Problem to work on: Scan the material and copy every line in which "image" appears.

Record list:
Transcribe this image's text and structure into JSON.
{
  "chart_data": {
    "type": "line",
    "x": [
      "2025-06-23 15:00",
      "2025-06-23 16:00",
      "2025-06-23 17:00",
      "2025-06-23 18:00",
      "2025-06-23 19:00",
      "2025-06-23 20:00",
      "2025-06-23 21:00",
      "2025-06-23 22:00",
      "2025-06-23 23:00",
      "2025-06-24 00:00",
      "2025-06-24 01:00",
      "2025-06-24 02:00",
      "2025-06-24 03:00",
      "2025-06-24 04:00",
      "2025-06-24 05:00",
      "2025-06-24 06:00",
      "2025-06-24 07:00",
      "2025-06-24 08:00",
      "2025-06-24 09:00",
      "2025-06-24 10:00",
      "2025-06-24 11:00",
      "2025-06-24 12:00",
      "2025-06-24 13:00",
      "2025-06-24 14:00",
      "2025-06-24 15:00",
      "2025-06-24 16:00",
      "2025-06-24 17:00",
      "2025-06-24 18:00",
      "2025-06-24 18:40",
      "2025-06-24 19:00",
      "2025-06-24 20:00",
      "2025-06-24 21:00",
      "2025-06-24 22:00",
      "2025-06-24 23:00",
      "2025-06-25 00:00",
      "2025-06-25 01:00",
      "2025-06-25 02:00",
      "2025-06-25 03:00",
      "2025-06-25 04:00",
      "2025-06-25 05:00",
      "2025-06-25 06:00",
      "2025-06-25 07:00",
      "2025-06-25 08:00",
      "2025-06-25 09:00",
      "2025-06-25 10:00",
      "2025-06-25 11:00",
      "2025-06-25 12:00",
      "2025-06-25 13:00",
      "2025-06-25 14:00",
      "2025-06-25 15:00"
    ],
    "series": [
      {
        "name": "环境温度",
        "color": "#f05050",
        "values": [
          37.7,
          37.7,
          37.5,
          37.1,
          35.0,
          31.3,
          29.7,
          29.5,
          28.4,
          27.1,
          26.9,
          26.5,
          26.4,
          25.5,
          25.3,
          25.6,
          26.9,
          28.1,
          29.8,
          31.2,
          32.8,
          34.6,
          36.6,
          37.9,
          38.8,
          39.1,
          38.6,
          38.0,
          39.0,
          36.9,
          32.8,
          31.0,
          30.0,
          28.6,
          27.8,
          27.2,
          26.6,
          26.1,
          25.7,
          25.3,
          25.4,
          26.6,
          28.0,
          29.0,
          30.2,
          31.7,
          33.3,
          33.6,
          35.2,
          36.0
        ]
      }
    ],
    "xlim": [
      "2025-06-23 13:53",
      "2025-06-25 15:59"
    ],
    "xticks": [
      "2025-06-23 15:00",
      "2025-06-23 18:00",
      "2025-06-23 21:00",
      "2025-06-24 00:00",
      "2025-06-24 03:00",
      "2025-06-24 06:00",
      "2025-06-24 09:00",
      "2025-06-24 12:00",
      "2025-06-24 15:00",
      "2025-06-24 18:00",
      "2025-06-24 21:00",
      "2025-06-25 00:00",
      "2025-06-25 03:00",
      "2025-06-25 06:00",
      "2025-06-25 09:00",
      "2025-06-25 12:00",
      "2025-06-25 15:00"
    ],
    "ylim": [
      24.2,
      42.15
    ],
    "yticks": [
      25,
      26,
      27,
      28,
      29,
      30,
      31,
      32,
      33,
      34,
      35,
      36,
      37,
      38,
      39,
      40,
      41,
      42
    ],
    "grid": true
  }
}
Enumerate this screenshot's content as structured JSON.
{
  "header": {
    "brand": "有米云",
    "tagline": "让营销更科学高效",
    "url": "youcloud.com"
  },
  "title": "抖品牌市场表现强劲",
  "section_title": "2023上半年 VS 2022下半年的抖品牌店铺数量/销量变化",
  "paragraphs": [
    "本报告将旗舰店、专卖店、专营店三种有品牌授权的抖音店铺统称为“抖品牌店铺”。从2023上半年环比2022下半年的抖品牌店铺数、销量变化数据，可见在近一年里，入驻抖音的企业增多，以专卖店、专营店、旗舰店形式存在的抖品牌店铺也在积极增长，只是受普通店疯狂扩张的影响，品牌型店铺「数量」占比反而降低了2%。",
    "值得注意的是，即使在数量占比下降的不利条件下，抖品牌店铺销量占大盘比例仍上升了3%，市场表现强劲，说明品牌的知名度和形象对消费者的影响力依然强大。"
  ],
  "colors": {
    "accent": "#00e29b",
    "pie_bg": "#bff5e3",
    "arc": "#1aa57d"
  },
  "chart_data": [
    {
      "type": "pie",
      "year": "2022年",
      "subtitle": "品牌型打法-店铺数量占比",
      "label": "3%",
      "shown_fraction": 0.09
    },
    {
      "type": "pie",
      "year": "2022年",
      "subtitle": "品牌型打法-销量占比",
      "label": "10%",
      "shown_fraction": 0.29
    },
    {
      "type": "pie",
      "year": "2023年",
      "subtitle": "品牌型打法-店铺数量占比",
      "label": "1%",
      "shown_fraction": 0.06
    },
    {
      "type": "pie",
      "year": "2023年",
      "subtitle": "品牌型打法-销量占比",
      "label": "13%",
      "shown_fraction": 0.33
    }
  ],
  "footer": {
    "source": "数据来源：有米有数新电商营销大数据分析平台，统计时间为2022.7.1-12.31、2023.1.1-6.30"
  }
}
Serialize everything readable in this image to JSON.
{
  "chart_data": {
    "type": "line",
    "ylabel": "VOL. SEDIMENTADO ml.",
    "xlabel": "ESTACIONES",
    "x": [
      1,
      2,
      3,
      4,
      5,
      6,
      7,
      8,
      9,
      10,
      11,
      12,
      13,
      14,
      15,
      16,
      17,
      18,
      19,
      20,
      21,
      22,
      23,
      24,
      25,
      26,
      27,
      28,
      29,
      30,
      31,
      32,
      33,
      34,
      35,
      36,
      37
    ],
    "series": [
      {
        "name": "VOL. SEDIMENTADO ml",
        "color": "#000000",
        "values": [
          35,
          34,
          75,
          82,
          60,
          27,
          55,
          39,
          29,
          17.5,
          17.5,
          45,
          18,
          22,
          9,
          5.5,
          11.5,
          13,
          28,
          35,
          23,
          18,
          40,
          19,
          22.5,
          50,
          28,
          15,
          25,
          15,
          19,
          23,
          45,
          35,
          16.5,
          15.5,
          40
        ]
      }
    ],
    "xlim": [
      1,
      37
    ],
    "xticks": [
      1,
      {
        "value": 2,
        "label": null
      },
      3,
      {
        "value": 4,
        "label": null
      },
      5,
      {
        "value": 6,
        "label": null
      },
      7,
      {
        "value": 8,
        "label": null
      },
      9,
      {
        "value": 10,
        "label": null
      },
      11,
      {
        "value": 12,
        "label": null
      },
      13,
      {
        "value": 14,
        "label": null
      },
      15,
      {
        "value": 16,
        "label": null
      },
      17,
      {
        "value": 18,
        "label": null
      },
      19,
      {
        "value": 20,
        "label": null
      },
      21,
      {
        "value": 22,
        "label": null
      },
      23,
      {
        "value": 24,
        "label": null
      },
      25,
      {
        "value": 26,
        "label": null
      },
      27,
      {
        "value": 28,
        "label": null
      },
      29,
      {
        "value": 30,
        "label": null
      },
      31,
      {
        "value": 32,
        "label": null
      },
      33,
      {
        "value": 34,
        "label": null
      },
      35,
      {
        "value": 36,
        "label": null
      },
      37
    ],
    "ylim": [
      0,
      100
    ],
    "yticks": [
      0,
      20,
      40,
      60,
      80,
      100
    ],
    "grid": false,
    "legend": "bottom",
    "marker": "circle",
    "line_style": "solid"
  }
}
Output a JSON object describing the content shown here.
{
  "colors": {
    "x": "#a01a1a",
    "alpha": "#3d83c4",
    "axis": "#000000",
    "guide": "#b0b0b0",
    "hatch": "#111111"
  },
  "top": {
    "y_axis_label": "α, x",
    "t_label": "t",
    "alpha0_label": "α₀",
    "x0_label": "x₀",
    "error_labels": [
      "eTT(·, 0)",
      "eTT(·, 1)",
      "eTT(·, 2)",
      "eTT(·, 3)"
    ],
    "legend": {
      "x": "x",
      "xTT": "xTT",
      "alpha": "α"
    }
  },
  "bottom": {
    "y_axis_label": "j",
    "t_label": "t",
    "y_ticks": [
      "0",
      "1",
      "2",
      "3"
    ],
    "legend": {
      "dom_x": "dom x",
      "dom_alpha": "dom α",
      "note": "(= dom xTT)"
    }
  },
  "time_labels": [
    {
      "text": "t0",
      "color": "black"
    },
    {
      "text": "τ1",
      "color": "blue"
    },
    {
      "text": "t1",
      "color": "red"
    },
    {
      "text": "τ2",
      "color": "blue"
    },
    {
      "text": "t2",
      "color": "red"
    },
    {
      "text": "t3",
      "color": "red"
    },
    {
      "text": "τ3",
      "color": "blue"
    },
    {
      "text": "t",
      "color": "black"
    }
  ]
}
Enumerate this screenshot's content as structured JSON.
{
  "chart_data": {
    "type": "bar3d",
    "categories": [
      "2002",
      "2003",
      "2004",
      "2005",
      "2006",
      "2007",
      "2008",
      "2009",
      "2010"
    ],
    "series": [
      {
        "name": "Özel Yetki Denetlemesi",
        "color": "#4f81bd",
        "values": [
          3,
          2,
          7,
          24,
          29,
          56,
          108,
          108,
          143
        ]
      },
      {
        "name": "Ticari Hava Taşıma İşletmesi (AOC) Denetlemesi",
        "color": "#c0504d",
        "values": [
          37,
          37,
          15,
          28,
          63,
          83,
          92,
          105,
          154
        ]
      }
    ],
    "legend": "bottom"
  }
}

Correct result:
Transcribe this image's text and structure into JSON.
Serialize everything readable in this image to JSON.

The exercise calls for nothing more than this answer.